→ Input records
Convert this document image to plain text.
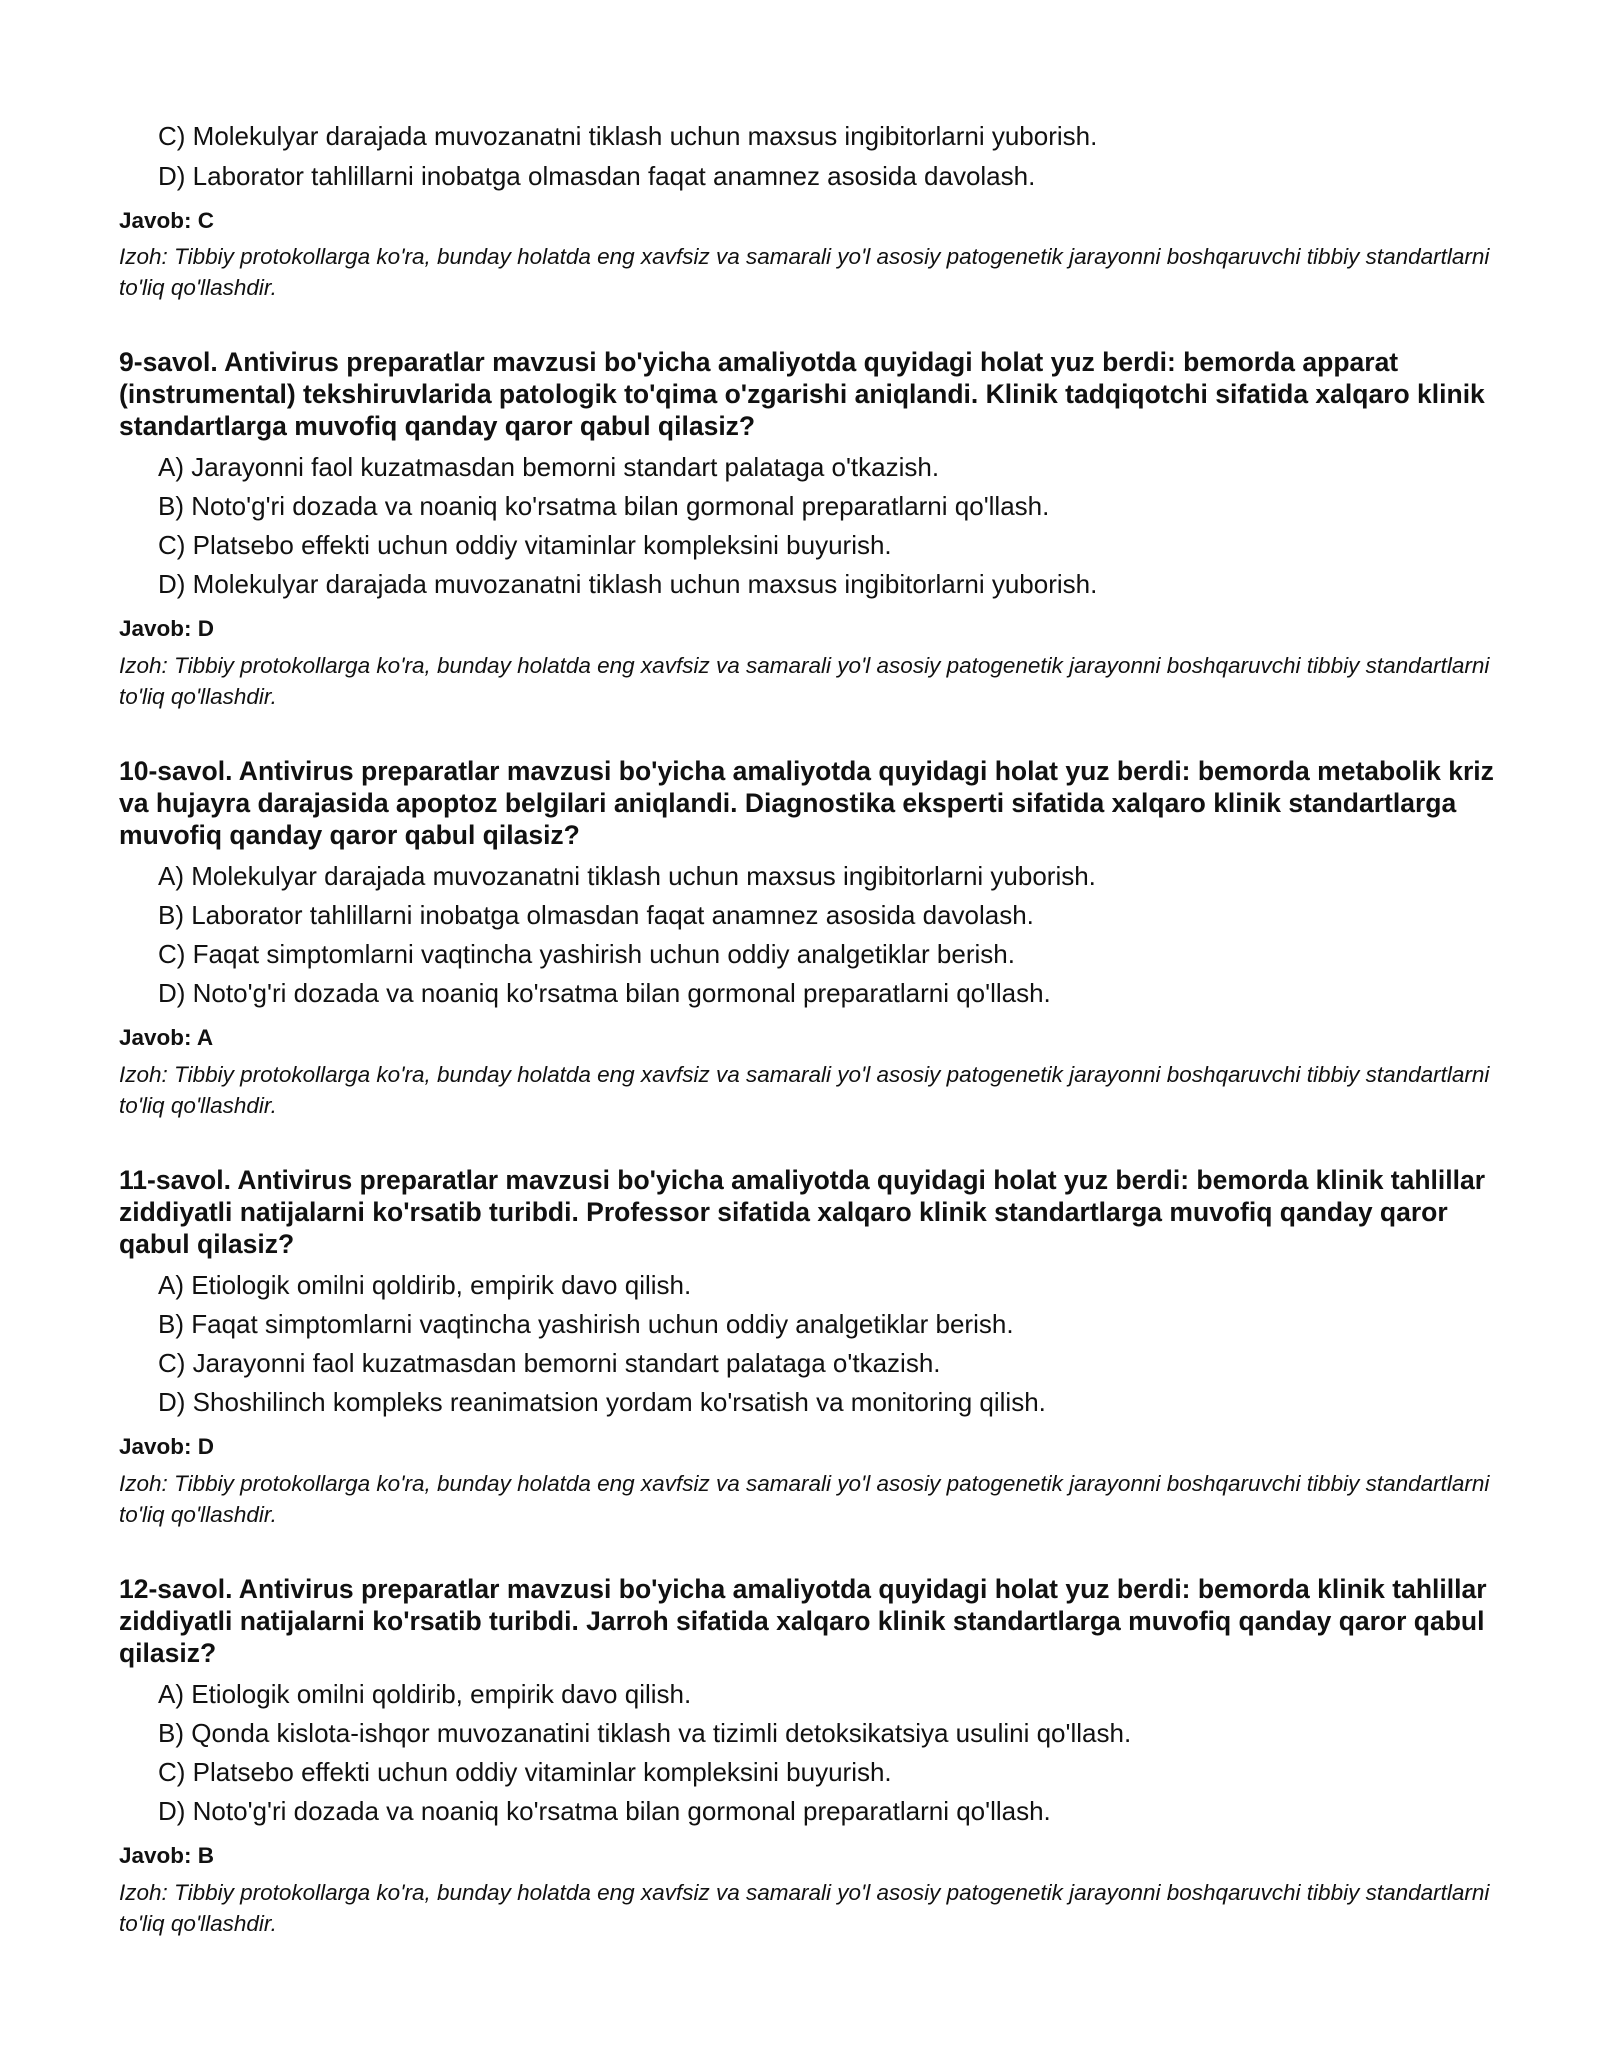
C) Molekulyar darajada muvozanatni tiklash uchun maxsus ingibitorlarni yuborish.
D) Laborator tahlillarni inobatga olmasdan faqat anamnez asosida davolash.
Javob: C
Izoh: Tibbiy protokollarga ko'ra, bunday holatda eng xavfsiz va samarali yo'l asosiy patogenetik jarayonni boshqaruvchi tibbiy standartlarni to'liq qo'llashdir.
9-savol. Antivirus preparatlar mavzusi bo'yicha amaliyotda quyidagi holat yuz berdi: bemorda apparat (instrumental) tekshiruvlarida patologik to'qima o'zgarishi aniqlandi. Klinik tadqiqotchi sifatida xalqaro klinik standartlarga muvofiq qanday qaror qabul qilasiz?
A) Jarayonni faol kuzatmasdan bemorni standart palataga o'tkazish.
B) Noto'g'ri dozada va noaniq ko'rsatma bilan gormonal preparatlarni qo'llash.
C) Platsebo effekti uchun oddiy vitaminlar kompleksini buyurish.
D) Molekulyar darajada muvozanatni tiklash uchun maxsus ingibitorlarni yuborish.
Javob: D
Izoh: Tibbiy protokollarga ko'ra, bunday holatda eng xavfsiz va samarali yo'l asosiy patogenetik jarayonni boshqaruvchi tibbiy standartlarni to'liq qo'llashdir.
10-savol. Antivirus preparatlar mavzusi bo'yicha amaliyotda quyidagi holat yuz berdi: bemorda metabolik kriz va hujayra darajasida apoptoz belgilari aniqlandi. Diagnostika eksperti sifatida xalqaro klinik standartlarga muvofiq qanday qaror qabul qilasiz?
A) Molekulyar darajada muvozanatni tiklash uchun maxsus ingibitorlarni yuborish.
B) Laborator tahlillarni inobatga olmasdan faqat anamnez asosida davolash.
C) Faqat simptomlarni vaqtincha yashirish uchun oddiy analgetiklar berish.
D) Noto'g'ri dozada va noaniq ko'rsatma bilan gormonal preparatlarni qo'llash.
Javob: A
Izoh: Tibbiy protokollarga ko'ra, bunday holatda eng xavfsiz va samarali yo'l asosiy patogenetik jarayonni boshqaruvchi tibbiy standartlarni to'liq qo'llashdir.
11-savol. Antivirus preparatlar mavzusi bo'yicha amaliyotda quyidagi holat yuz berdi: bemorda klinik tahlillar ziddiyatli natijalarni ko'rsatib turibdi. Professor sifatida xalqaro klinik standartlarga muvofiq qanday qaror qabul qilasiz?
A) Etiologik omilni qoldirib, empirik davo qilish.
B) Faqat simptomlarni vaqtincha yashirish uchun oddiy analgetiklar berish.
C) Jarayonni faol kuzatmasdan bemorni standart palataga o'tkazish.
D) Shoshilinch kompleks reanimatsion yordam ko'rsatish va monitoring qilish.
Javob: D
Izoh: Tibbiy protokollarga ko'ra, bunday holatda eng xavfsiz va samarali yo'l asosiy patogenetik jarayonni boshqaruvchi tibbiy standartlarni to'liq qo'llashdir.
12-savol. Antivirus preparatlar mavzusi bo'yicha amaliyotda quyidagi holat yuz berdi: bemorda klinik tahlillar ziddiyatli natijalarni ko'rsatib turibdi. Jarroh sifatida xalqaro klinik standartlarga muvofiq qanday qaror qabul qilasiz?
A) Etiologik omilni qoldirib, empirik davo qilish.
B) Qonda kislota-ishqor muvozanatini tiklash va tizimli detoksikatsiya usulini qo'llash.
C) Platsebo effekti uchun oddiy vitaminlar kompleksini buyurish.
D) Noto'g'ri dozada va noaniq ko'rsatma bilan gormonal preparatlarni qo'llash.
Javob: B
Izoh: Tibbiy protokollarga ko'ra, bunday holatda eng xavfsiz va samarali yo'l asosiy patogenetik jarayonni boshqaruvchi tibbiy standartlarni to'liq qo'llashdir.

→ Aim of the task
Return all the entries word for word, but omit any pictures they contain.

→ Solution to this problem
Convert this document image to plain text.
C) Molekulyar darajada muvozanatni tiklash uchun maxsus ingibitorlarni yuborish.
D) Laborator tahlillarni inobatga olmasdan faqat anamnez asosida davolash.
Javob: C
Izoh: Tibbiy protokollarga ko'ra, bunday holatda eng xavfsiz va samarali yo'l asosiy patogenetik jarayonni boshqaruvchi tibbiy standartlarni to'liq qo'llashdir.
9-savol. Antivirus preparatlar mavzusi bo'yicha amaliyotda quyidagi holat yuz berdi: bemorda apparat (instrumental) tekshiruvlarida patologik to'qima o'zgarishi aniqlandi. Klinik tadqiqotchi sifatida xalqaro klinik standartlarga muvofiq qanday qaror qabul qilasiz?
A) Jarayonni faol kuzatmasdan bemorni standart palataga o'tkazish.
B) Noto'g'ri dozada va noaniq ko'rsatma bilan gormonal preparatlarni qo'llash.
C) Platsebo effekti uchun oddiy vitaminlar kompleksini buyurish.
D) Molekulyar darajada muvozanatni tiklash uchun maxsus ingibitorlarni yuborish.
Javob: D
Izoh: Tibbiy protokollarga ko'ra, bunday holatda eng xavfsiz va samarali yo'l asosiy patogenetik jarayonni boshqaruvchi tibbiy standartlarni to'liq qo'llashdir.
10-savol. Antivirus preparatlar mavzusi bo'yicha amaliyotda quyidagi holat yuz berdi: bemorda metabolik kriz va hujayra darajasida apoptoz belgilari aniqlandi. Diagnostika eksperti sifatida xalqaro klinik standartlarga muvofiq qanday qaror qabul qilasiz?
A) Molekulyar darajada muvozanatni tiklash uchun maxsus ingibitorlarni yuborish.
B) Laborator tahlillarni inobatga olmasdan faqat anamnez asosida davolash.
C) Faqat simptomlarni vaqtincha yashirish uchun oddiy analgetiklar berish.
D) Noto'g'ri dozada va noaniq ko'rsatma bilan gormonal preparatlarni qo'llash.
Javob: A
Izoh: Tibbiy protokollarga ko'ra, bunday holatda eng xavfsiz va samarali yo'l asosiy patogenetik jarayonni boshqaruvchi tibbiy standartlarni to'liq qo'llashdir.
11-savol. Antivirus preparatlar mavzusi bo'yicha amaliyotda quyidagi holat yuz berdi: bemorda klinik tahlillar ziddiyatli natijalarni ko'rsatib turibdi. Professor sifatida xalqaro klinik standartlarga muvofiq qanday qaror qabul qilasiz?
A) Etiologik omilni qoldirib, empirik davo qilish.
B) Faqat simptomlarni vaqtincha yashirish uchun oddiy analgetiklar berish.
C) Jarayonni faol kuzatmasdan bemorni standart palataga o'tkazish.
D) Shoshilinch kompleks reanimatsion yordam ko'rsatish va monitoring qilish.
Javob: D
Izoh: Tibbiy protokollarga ko'ra, bunday holatda eng xavfsiz va samarali yo'l asosiy patogenetik jarayonni boshqaruvchi tibbiy standartlarni to'liq qo'llashdir.
12-savol. Antivirus preparatlar mavzusi bo'yicha amaliyotda quyidagi holat yuz berdi: bemorda klinik tahlillar ziddiyatli natijalarni ko'rsatib turibdi. Jarroh sifatida xalqaro klinik standartlarga muvofiq qanday qaror qabul qilasiz?
A) Etiologik omilni qoldirib, empirik davo qilish.
B) Qonda kislota-ishqor muvozanatini tiklash va tizimli detoksikatsiya usulini qo'llash.
C) Platsebo effekti uchun oddiy vitaminlar kompleksini buyurish.
D) Noto'g'ri dozada va noaniq ko'rsatma bilan gormonal preparatlarni qo'llash.
Javob: B
Izoh: Tibbiy protokollarga ko'ra, bunday holatda eng xavfsiz va samarali yo'l asosiy patogenetik jarayonni boshqaruvchi tibbiy standartlarni to'liq qo'llashdir.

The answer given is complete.